## Entries supplied
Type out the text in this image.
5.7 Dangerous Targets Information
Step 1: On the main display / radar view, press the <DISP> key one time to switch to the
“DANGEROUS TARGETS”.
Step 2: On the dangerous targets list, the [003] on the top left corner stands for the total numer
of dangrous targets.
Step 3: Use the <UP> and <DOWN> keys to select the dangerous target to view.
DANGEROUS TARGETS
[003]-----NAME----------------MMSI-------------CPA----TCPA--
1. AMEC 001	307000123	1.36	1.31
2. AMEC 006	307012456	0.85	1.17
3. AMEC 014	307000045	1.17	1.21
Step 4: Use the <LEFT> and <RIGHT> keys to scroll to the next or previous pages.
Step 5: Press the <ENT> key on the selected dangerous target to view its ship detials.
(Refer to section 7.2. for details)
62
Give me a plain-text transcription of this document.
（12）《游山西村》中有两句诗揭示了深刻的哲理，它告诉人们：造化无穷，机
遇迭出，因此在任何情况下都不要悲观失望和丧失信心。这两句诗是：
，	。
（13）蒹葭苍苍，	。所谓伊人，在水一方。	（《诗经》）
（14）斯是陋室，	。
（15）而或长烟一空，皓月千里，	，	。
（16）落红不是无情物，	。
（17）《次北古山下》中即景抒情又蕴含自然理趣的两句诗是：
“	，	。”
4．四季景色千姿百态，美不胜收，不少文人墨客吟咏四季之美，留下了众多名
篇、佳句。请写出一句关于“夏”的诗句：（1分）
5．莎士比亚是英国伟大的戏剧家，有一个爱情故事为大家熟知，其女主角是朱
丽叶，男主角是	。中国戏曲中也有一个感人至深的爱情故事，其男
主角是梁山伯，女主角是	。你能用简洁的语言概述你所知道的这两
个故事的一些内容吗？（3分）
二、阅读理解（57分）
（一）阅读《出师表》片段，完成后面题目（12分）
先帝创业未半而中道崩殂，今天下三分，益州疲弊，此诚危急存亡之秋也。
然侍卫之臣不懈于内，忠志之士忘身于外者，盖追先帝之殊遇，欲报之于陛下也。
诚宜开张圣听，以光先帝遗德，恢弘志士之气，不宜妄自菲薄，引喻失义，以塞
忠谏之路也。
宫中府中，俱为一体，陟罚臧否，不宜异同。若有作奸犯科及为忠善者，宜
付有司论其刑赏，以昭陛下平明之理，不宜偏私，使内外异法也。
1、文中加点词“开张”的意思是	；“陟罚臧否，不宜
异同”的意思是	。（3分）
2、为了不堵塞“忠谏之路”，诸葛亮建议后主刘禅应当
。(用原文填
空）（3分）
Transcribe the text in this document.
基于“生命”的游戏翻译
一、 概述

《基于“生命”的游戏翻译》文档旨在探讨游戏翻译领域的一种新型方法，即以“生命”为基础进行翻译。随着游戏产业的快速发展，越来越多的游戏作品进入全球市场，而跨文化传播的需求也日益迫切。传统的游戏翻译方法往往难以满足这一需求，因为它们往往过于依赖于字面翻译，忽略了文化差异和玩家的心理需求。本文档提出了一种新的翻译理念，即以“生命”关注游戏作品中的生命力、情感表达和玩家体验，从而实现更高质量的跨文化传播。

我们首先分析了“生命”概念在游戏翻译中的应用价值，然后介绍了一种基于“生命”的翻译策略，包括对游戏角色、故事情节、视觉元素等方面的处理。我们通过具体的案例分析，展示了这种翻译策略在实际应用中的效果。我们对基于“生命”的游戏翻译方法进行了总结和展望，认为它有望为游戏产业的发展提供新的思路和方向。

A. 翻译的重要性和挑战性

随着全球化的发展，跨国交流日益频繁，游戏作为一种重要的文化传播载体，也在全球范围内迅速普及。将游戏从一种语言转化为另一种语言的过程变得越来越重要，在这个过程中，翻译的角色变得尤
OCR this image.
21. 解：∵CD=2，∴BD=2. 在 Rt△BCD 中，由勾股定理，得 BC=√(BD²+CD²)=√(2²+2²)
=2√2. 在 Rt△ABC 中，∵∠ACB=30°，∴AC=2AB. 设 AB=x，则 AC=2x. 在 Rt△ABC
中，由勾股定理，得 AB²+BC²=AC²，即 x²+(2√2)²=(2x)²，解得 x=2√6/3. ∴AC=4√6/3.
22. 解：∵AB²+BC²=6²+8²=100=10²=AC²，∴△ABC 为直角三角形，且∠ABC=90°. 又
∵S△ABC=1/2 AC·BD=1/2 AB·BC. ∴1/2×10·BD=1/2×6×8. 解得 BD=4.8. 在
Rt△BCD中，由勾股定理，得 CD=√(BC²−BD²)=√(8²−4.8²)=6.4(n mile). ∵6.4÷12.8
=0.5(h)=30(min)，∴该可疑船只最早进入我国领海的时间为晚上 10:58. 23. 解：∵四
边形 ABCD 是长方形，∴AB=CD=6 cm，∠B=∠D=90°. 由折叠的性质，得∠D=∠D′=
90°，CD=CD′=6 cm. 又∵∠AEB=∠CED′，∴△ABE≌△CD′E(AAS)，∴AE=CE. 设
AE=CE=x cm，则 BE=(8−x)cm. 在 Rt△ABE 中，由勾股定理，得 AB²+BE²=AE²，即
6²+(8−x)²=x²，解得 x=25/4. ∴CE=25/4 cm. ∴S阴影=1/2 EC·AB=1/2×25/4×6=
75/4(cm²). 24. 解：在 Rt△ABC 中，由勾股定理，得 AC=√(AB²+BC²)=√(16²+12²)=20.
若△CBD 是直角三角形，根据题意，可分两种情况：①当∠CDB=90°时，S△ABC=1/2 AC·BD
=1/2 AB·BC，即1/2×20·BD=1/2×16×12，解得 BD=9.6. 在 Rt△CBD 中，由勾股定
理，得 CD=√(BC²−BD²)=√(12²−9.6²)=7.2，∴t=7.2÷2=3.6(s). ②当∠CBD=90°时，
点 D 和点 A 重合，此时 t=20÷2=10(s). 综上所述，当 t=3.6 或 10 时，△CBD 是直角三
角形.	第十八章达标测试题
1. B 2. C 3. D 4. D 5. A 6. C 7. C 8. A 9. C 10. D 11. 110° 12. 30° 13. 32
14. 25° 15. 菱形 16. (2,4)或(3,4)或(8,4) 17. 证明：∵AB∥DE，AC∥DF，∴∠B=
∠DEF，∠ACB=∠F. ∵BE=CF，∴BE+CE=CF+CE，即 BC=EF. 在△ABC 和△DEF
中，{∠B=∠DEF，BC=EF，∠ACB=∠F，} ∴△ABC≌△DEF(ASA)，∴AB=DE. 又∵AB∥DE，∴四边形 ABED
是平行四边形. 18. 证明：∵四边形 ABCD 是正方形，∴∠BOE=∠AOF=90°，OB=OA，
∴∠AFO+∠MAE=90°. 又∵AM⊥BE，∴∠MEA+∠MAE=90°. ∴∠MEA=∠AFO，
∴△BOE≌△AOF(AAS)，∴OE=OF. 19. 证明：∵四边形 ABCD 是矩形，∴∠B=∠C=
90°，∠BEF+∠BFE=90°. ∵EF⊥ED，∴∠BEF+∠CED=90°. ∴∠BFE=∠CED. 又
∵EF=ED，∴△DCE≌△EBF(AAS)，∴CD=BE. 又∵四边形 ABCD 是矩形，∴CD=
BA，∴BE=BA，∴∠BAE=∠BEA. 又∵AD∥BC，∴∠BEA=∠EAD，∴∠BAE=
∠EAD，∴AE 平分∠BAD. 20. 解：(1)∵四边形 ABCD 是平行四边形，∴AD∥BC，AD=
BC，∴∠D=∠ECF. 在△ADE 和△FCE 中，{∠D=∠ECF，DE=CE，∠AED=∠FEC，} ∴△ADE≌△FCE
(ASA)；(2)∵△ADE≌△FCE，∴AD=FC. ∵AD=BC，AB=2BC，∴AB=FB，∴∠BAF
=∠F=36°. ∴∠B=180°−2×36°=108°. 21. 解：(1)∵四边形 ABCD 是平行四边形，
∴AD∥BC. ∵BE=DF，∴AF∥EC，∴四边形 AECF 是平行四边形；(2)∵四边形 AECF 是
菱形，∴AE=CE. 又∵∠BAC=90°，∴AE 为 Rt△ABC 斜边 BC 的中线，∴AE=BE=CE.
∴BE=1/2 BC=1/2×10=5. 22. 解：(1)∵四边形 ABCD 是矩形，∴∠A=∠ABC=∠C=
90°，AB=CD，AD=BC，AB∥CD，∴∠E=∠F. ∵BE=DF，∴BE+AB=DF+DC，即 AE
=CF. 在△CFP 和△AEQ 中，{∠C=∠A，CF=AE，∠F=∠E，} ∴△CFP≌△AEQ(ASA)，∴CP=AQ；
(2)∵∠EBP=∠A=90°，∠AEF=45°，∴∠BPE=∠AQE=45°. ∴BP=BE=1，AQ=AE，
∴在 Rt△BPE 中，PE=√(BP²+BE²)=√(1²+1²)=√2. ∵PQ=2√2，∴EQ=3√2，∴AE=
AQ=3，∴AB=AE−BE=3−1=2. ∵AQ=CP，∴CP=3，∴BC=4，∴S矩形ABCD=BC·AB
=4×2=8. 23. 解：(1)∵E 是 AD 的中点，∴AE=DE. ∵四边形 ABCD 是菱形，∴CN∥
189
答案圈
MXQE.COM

## The request
Copy each line containing the word "view" from the data.

## Solution below
Step 1: On the main display / radar view, press the <DISP> key one time to switch to the
Step 3: Use the <UP> and <DOWN> keys to select the dangerous target to view.
Step 5: Press the <ENT> key on the selected dangerous target to view its ship detials.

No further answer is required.